#### [WHAT IS ASKED]
Carry on the Raytech Corporation financial statement notes below, picking up after their last sentence.

#### [SELECTED TEXT]
↓

Comprehensive income:

  Net income                                              1,330                                          1,330

  Changes during
   the period                                                             (66)                            (66)
--------------------------------------------------------------------------------------------------------------

Total comprehensive
  income                                                  1,330           (66)                          1,264
--------------------------------------------------------------------------------------------------------------

Balance,
 March 31, 2002             $41,528    $116,843     $    (4,247)      $(8,777)       $    -       $   145,347
==============================================================================================================


The accompanying notes are an integral part of these statements.


                                       -7-

                               RAYTECH CORPORATION
              NOTES TO CONDENSED CONSOLIDATED FINANCIAL STATEMENTS
              ----------------------------------------------------
                 (dollars in thousands, unless otherwise noted,
                             except per share data)
                                   (Unaudited)


Note A - Formation of Raytech Corporation, Sale of Raymark,
         Chapter 11 Proceeding and Emergence from Bankruptcy

         Raytech Corporation ("Raytech" or the "Company") was incorporated in
June, 1986 in Delaware and held as a subsidiary of Raymark Corporation
("Raymark"). In October 1986, Raytech became the publicly traded (NYSE) holding
company of Raymark stock through a triangular merger restructuring plan approved
by Raymark's shareholders whereby each share of common stock of Raymark was
automatically converted into a share of Raytech common stock. In May 1988,
Raytech divested all of the Raymark stock.

         In accordance with the restructuring plan, Raytech, through its
subsidiaries, purchased certain non-asbestos businesses of Raymark in 1987,
including the Wet Clutch and Brake Division and Raybestos Industrie-Produkte
GmbH, a German subsidiary. Despite the restructuring plan implementation and
subsequent divestiture of Raymark, Raytech was named a co-defendant with Raymark
and other named defendants in numerous asbestos-related lawsuits as a successor
in liability to Raymark.

         In one of the asbestos-related personal injury cases decided in October
1988 in a U.S. District Court in Oregon, Raytech was ruled under Oregon equity
law to be a successor to Raymark's asbestos-related liability. The successor
ruling was appealed by Raytech and in October 1992 the Ninth Circuit Court of
Appeals affirmed the District Court's judgment. The effect of this decision
extended beyond the Oregon District due to a Third Circuit Court of Appeals
decision in a related case wherein Raytech was collaterally estopped (precluded)
from relitigating the issue of its successor liability for Raymark's
asbestos-related liabilities.

         In order to stay the asbestos-related litigation, on March 10, 1989,
Raytech filed a petition seeking relief under Chapter 11 of Title 11, United
States Code in the United States Bankruptcy Court, District of Connecticut.

         After several Court rulings, including an appeal to the U.S. Supreme
Court, the Oregon case, as affirmed by the Ninth Circuit Court of Appeals,
remained as the prevailing decision holding Raytech to be a successor to
Raymark's asbestos-related liabilities.

↑

#### [SUPPLIED MATERIAL]

↓

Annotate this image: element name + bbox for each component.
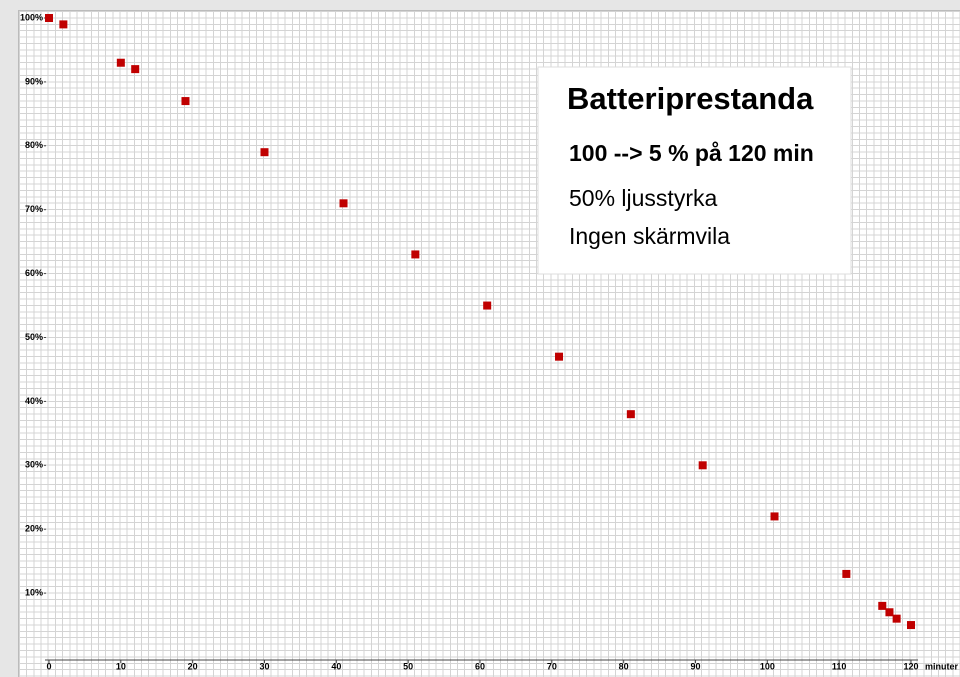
x-tick-label: 30 <box>259 661 269 671</box>
point <box>842 569 851 578</box>
point <box>260 148 269 157</box>
x-tick-label: 110 <box>832 661 847 671</box>
point <box>45 14 53 22</box>
point <box>892 614 901 623</box>
text-box <box>537 66 852 275</box>
point <box>483 301 492 310</box>
point <box>555 352 564 361</box>
x-tick-label: 100 <box>760 661 775 671</box>
y-tick-label: 30% <box>25 460 43 470</box>
point <box>59 20 68 29</box>
annotation-line: Ingen skärmvila <box>569 223 730 249</box>
point <box>116 58 125 67</box>
y-tick-label: 40% <box>25 396 43 406</box>
x-tick-label: 40 <box>331 661 341 671</box>
point <box>411 250 420 259</box>
x-axis-label: minuter <box>925 661 959 671</box>
point <box>907 621 915 630</box>
point <box>339 199 348 208</box>
x-tick-label: 80 <box>619 661 629 671</box>
annotation-line: 100 --> 5 % på 120 min <box>569 140 814 166</box>
y-tick-label: 20% <box>25 524 43 534</box>
y-tick-label: 10% <box>25 587 43 597</box>
x-tick-label: 50 <box>403 661 413 671</box>
point <box>131 65 140 74</box>
annotation-line: 50% ljusstyrka <box>569 185 717 211</box>
column-header <box>0 0 960 11</box>
point <box>626 410 635 419</box>
y-tick-label: 70% <box>25 204 43 214</box>
point <box>698 461 707 470</box>
y-tick-label: 50% <box>25 332 43 342</box>
point <box>181 97 190 106</box>
row-header <box>0 10 19 677</box>
point <box>770 512 779 521</box>
point <box>885 608 894 617</box>
x-tick-label: 20 <box>188 661 198 671</box>
x-tick-label: 90 <box>690 661 700 671</box>
x-tick-label: 120 <box>903 661 918 671</box>
y-tick-label: 60% <box>25 268 43 278</box>
x-tick-label: 60 <box>475 661 485 671</box>
x-tick-label: 10 <box>116 661 126 671</box>
point <box>878 601 887 610</box>
y-tick-label: 90% <box>25 76 43 86</box>
x-tick-label: 0 <box>46 661 51 671</box>
annotation-title: Batteriprestanda <box>567 81 814 116</box>
y-tick-label: 100% <box>20 12 43 22</box>
x-tick-label: 70 <box>547 661 557 671</box>
y-tick-label: 80% <box>25 140 43 150</box>
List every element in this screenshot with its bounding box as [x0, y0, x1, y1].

↑

#### [RESULT]
         As a result of the referenced Court rulings, in October, 1998 Raytech
reached a tentative settlement with its creditors for a consensual plan of
reorganization (the "Plan"), providing for all general unsecured creditors
including all asbestos and environmental claimants to receive 90% of the equity
in Raytech in exchange for their claims. As such, an asbestos personal injury
trust (the "PI Trust") established under the Bankruptcy Code would receive
approximately 84% of the equity of Raytech and the Governments and others would
receive approximately 6% of the equity of Raytech. In addition, any and all
refunds of taxes resulting from the implementation of the Plan would be paid to
the PI Trust. The existing equity holders in Raytech were to retain 10% of the
equity in Raytech.


                                       -8-

Note A, continued

         As a result of the final estimation of allowed claims, Raytech recorded
asbestos claims of $6.76 billion, Government claims of $431.8 million, pension
liability claims of $16 million and retiree benefit claims of $2.5 million
during 2000. The total estimated amount of allowed claims was $7.2 billion.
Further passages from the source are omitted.